▶ [TO BE DONE]
Reply with one number only: the count of lines below that contain the word "avast".

▶ [Dataset records]
#####

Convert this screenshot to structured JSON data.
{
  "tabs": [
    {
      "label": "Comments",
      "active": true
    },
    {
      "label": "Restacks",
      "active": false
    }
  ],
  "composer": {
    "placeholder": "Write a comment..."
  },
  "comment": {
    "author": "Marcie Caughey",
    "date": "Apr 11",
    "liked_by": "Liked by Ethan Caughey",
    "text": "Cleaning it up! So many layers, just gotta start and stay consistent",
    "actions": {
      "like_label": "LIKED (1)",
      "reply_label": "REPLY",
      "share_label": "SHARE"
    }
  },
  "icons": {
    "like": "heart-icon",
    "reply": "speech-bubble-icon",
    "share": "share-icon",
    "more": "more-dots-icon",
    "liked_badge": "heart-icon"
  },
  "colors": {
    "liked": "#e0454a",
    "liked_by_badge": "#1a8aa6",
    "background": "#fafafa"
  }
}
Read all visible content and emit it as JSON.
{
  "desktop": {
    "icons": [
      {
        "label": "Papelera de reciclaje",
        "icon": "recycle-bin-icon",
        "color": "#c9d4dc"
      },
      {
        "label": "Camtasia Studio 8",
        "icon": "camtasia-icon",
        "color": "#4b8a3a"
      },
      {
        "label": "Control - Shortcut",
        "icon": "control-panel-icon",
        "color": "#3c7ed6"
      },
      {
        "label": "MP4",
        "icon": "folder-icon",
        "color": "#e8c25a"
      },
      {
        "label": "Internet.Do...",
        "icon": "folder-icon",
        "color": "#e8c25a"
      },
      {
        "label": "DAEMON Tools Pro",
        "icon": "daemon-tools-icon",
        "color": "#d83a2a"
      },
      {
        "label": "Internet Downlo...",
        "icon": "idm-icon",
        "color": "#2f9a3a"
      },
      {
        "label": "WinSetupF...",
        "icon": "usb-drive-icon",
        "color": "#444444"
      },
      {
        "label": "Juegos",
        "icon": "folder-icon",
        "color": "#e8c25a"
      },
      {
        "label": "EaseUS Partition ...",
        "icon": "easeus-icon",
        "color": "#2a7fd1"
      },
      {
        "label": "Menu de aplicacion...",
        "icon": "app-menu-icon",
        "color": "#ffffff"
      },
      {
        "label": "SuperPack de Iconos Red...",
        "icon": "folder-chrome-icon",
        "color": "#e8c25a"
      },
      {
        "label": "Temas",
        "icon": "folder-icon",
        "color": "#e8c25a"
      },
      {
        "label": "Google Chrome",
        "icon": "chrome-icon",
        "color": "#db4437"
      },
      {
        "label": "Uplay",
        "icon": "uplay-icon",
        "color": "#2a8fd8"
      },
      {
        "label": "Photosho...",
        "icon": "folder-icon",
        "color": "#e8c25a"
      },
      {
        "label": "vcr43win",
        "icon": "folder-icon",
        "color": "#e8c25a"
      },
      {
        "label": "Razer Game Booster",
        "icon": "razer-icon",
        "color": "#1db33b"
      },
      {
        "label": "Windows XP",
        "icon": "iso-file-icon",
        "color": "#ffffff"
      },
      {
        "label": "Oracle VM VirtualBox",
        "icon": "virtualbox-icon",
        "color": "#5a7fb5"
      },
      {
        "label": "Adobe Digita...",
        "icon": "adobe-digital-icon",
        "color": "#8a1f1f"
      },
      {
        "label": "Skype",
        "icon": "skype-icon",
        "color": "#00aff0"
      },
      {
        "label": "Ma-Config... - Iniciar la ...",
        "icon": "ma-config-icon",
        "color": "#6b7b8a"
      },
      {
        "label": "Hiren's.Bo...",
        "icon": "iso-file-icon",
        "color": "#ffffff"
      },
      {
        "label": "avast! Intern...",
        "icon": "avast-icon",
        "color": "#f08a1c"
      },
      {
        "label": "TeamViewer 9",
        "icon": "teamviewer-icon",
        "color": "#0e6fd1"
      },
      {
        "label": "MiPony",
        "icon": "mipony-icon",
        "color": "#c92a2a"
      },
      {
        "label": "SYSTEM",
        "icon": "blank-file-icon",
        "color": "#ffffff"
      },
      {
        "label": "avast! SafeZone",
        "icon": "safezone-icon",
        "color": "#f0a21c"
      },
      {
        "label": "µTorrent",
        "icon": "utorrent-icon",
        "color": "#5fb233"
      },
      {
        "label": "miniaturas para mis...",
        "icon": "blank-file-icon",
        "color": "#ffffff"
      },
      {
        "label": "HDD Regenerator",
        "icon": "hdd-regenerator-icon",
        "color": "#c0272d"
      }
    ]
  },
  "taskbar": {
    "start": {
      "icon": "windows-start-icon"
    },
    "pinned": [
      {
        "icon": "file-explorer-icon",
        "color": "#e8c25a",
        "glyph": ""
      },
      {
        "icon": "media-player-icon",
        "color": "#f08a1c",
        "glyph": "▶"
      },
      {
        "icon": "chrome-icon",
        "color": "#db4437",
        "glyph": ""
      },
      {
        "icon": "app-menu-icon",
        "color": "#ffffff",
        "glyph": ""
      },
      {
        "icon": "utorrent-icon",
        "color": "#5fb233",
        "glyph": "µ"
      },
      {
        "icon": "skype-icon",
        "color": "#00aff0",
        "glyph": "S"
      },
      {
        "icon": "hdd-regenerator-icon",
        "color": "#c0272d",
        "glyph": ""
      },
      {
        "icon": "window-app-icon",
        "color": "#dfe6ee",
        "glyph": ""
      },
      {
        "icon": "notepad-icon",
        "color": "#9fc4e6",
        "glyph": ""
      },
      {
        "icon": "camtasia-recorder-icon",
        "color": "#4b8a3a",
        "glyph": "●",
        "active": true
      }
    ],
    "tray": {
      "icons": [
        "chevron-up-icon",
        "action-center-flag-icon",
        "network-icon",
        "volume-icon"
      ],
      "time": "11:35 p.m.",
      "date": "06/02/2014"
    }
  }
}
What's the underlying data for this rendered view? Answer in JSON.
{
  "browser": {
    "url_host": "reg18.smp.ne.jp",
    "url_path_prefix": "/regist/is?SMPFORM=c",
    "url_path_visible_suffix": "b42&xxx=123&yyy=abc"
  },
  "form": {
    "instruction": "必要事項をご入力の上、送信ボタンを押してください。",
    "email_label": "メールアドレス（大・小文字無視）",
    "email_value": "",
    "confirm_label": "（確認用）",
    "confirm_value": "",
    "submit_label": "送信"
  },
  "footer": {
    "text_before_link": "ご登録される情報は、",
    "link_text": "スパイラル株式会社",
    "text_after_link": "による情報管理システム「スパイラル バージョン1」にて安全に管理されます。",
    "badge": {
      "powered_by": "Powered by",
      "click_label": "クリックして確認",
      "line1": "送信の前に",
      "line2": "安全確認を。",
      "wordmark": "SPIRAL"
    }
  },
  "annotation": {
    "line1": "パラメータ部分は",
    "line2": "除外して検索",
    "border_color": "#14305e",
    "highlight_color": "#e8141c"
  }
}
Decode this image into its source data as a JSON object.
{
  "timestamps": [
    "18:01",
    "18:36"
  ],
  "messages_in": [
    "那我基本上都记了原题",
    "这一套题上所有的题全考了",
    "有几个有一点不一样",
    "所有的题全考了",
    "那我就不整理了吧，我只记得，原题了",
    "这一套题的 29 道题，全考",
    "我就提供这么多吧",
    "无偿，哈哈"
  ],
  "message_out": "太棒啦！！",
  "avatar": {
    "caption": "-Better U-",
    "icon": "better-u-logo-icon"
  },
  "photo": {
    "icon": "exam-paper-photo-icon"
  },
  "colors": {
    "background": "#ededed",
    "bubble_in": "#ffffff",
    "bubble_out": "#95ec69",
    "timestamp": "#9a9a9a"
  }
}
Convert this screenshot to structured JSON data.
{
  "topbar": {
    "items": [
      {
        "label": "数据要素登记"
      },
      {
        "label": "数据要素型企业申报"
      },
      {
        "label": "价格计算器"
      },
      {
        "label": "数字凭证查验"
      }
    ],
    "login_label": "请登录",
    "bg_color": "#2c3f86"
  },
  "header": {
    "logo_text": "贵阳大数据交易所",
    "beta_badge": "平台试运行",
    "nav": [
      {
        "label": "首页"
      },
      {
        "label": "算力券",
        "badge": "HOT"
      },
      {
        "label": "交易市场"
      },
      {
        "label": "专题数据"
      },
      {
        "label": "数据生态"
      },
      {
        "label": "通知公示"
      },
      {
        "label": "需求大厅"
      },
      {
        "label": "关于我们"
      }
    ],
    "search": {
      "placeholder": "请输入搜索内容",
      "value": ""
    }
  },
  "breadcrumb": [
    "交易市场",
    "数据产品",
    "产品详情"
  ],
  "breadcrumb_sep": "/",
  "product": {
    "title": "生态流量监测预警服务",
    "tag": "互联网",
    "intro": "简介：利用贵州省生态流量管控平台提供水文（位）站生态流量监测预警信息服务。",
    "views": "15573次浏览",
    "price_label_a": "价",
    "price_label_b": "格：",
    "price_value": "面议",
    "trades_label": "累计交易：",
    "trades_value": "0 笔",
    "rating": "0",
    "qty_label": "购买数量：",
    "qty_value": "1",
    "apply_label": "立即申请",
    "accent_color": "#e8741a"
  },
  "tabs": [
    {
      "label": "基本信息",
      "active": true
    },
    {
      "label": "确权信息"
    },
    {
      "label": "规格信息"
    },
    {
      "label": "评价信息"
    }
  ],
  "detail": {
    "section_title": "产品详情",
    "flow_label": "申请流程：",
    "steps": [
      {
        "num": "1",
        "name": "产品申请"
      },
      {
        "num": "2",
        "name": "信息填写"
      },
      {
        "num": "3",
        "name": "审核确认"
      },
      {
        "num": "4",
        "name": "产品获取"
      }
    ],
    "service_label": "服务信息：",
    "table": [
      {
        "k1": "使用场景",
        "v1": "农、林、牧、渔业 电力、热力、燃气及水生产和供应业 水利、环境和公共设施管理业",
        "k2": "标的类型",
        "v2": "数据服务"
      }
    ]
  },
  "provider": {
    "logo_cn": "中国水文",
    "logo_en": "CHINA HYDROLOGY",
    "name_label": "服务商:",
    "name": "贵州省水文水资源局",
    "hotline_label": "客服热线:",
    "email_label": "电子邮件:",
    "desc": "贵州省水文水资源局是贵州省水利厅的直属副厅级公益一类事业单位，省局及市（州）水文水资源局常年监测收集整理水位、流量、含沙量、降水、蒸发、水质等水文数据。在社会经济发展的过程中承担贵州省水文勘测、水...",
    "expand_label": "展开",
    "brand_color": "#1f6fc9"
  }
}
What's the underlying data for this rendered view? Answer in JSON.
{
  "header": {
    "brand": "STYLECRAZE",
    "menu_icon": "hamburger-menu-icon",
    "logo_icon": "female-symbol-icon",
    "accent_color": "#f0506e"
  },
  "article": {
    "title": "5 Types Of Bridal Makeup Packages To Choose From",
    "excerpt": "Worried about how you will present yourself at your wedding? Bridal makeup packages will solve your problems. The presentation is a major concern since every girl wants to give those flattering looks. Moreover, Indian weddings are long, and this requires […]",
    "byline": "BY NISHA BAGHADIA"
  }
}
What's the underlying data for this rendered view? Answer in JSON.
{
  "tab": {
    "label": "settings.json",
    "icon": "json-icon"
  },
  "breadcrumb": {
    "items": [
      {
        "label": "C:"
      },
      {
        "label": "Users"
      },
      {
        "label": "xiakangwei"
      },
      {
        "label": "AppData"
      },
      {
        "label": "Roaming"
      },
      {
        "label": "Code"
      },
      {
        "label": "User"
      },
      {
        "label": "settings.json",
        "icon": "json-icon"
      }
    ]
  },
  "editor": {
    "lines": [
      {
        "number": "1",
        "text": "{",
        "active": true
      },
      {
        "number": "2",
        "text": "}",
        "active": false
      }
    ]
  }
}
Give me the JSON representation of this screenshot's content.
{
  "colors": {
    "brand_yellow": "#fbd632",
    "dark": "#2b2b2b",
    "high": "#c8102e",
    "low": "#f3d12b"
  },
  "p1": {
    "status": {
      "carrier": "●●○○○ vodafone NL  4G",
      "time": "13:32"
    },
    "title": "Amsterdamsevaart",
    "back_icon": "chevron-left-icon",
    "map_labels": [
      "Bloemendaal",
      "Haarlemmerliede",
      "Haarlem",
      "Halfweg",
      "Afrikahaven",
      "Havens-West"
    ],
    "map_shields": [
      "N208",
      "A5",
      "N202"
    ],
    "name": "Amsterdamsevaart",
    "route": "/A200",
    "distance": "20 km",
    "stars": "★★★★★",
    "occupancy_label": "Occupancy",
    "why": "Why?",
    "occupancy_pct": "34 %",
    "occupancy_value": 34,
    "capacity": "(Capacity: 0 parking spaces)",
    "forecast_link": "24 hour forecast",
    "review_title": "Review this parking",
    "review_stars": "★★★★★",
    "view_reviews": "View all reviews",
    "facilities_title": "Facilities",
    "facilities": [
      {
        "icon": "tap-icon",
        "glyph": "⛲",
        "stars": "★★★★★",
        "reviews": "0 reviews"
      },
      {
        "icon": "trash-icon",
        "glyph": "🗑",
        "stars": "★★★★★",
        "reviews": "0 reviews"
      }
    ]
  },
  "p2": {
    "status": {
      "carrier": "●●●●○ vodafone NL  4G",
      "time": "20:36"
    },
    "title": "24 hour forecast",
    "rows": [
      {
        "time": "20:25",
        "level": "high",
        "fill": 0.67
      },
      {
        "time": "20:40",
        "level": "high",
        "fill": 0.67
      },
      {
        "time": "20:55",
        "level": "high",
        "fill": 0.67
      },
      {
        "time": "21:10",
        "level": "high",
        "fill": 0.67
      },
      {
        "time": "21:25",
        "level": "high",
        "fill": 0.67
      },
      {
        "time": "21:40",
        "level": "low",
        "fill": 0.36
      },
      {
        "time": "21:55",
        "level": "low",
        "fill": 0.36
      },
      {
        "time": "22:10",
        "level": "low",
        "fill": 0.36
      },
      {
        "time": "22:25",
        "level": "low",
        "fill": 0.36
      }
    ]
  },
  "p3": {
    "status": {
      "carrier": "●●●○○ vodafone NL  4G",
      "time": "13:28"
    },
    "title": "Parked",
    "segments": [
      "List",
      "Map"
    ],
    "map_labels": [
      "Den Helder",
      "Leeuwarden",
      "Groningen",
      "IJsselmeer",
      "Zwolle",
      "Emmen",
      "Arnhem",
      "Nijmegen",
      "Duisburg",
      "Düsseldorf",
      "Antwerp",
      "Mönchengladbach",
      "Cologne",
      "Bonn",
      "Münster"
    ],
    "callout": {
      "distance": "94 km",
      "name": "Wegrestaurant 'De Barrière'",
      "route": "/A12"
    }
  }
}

#####

▶ [ANSWER BELOW]
3